Stated task:
Write the data out again, character for character, with no images.

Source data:
>>

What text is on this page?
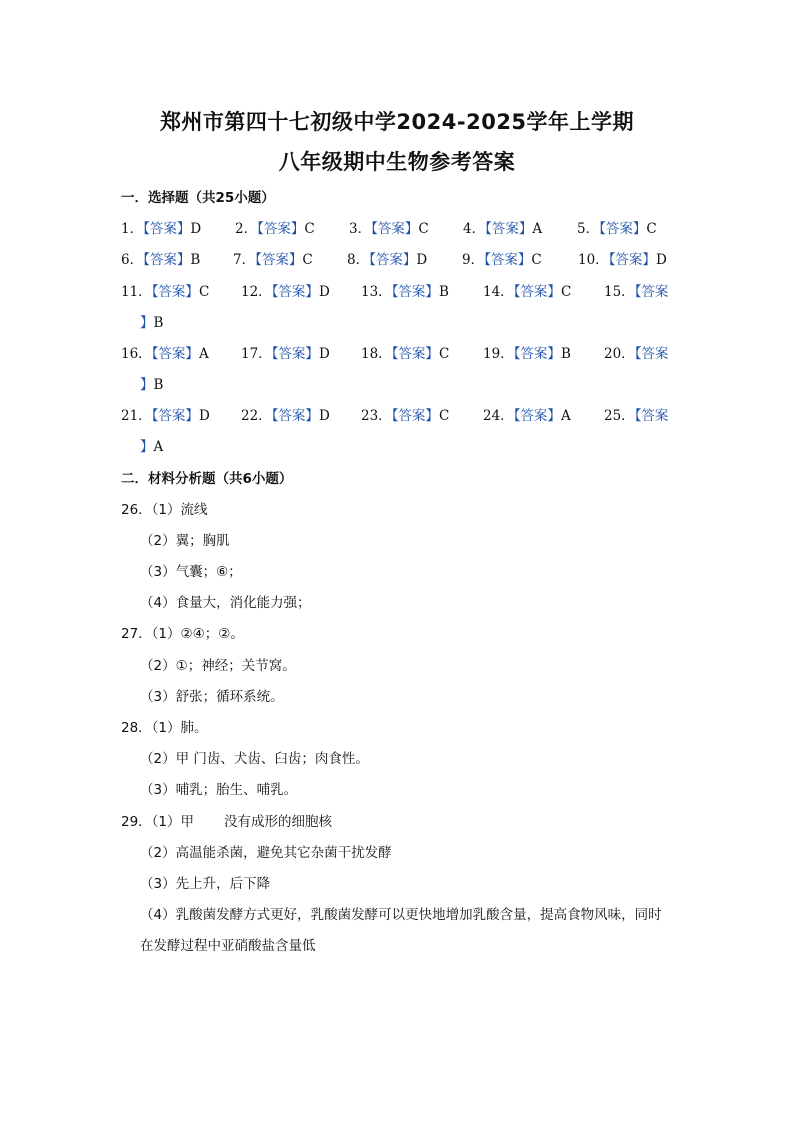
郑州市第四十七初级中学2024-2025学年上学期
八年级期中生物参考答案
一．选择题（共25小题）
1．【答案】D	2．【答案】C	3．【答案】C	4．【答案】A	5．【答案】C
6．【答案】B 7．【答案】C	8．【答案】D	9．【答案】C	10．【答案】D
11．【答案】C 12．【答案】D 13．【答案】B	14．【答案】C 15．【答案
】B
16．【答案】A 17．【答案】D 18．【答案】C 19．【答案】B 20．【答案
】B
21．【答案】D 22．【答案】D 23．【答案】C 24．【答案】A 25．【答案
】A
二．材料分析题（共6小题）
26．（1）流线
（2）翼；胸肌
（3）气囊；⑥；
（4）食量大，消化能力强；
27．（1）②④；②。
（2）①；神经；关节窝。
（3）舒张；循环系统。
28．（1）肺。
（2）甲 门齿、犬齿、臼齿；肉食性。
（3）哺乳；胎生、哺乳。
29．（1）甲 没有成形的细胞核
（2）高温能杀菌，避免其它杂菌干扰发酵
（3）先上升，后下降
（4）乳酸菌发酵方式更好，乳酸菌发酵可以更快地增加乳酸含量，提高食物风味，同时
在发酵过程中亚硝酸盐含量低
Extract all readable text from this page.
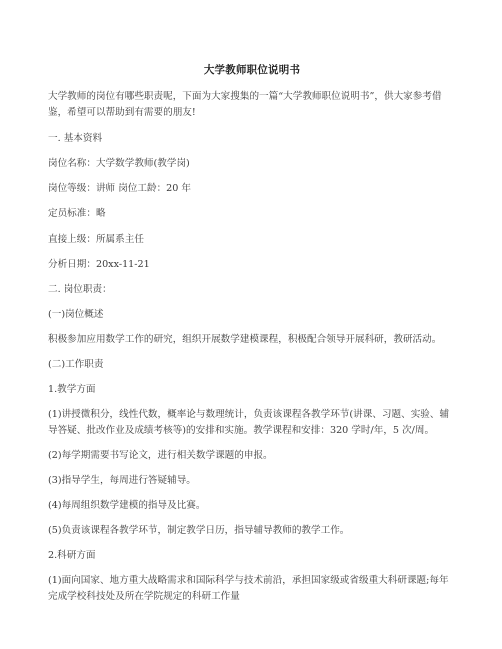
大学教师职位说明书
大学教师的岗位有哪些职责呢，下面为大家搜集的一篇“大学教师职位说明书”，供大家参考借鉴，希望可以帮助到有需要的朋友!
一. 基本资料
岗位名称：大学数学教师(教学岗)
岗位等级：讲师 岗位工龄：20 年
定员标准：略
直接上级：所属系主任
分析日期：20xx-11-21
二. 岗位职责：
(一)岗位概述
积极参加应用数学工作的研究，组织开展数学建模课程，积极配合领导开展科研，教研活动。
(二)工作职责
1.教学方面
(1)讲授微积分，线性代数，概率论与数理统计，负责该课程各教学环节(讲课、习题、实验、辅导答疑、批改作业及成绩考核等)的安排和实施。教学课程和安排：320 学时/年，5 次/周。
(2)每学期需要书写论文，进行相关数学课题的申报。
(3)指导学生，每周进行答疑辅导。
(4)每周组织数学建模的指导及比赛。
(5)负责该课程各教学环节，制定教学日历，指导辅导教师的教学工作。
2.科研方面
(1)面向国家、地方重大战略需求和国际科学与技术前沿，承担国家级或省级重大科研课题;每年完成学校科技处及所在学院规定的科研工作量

<<

Task result:
What text is on this page?
郑州市第四十七初级中学2024-2025学年上学期
八年级期中生物参考答案
一．选择题（共25小题）
1．【答案】D	2．【答案】C	3．【答案】C	4．【答案】A	5．【答案】C
6．【答案】B 7．【答案】C	8．【答案】D	9．【答案】C	10．【答案】D
11．【答案】C 12．【答案】D 13．【答案】B	14．【答案】C 15．【答案
】B
16．【答案】A 17．【答案】D 18．【答案】C 19．【答案】B 20．【答案
】B
21．【答案】D 22．【答案】D 23．【答案】C 24．【答案】A 25．【答案
】A
二．材料分析题（共6小题）
26．（1）流线
（2）翼；胸肌
（3）气囊；⑥；
（4）食量大，消化能力强；
27．（1）②④；②。
（2）①；神经；关节窝。
（3）舒张；循环系统。
28．（1）肺。
（2）甲 门齿、犬齿、臼齿；肉食性。
（3）哺乳；胎生、哺乳。
29．（1）甲 没有成形的细胞核
（2）高温能杀菌，避免其它杂菌干扰发酵
（3）先上升，后下降
（4）乳酸菌发酵方式更好，乳酸菌发酵可以更快地增加乳酸含量，提高食物风味，同时
在发酵过程中亚硝酸盐含量低
Extract all readable text from this page.
大学教师职位说明书
大学教师的岗位有哪些职责呢，下面为大家搜集的一篇“大学教师职位说明书”，供大家参考借鉴，希望可以帮助到有需要的朋友!
一. 基本资料
岗位名称：大学数学教师(教学岗)
岗位等级：讲师 岗位工龄：20 年
定员标准：略
直接上级：所属系主任
分析日期：20xx-11-21
二. 岗位职责：
(一)岗位概述
积极参加应用数学工作的研究，组织开展数学建模课程，积极配合领导开展科研，教研活动。
(二)工作职责
1.教学方面
(1)讲授微积分，线性代数，概率论与数理统计，负责该课程各教学环节(讲课、习题、实验、辅导答疑、批改作业及成绩考核等)的安排和实施。教学课程和安排：320 学时/年，5 次/周。
(2)每学期需要书写论文，进行相关数学课题的申报。
(3)指导学生，每周进行答疑辅导。
(4)每周组织数学建模的指导及比赛。
(5)负责该课程各教学环节，制定教学日历，指导辅导教师的教学工作。
2.科研方面
(1)面向国家、地方重大战略需求和国际科学与技术前沿，承担国家级或省级重大科研课题;每年完成学校科技处及所在学院规定的科研工作量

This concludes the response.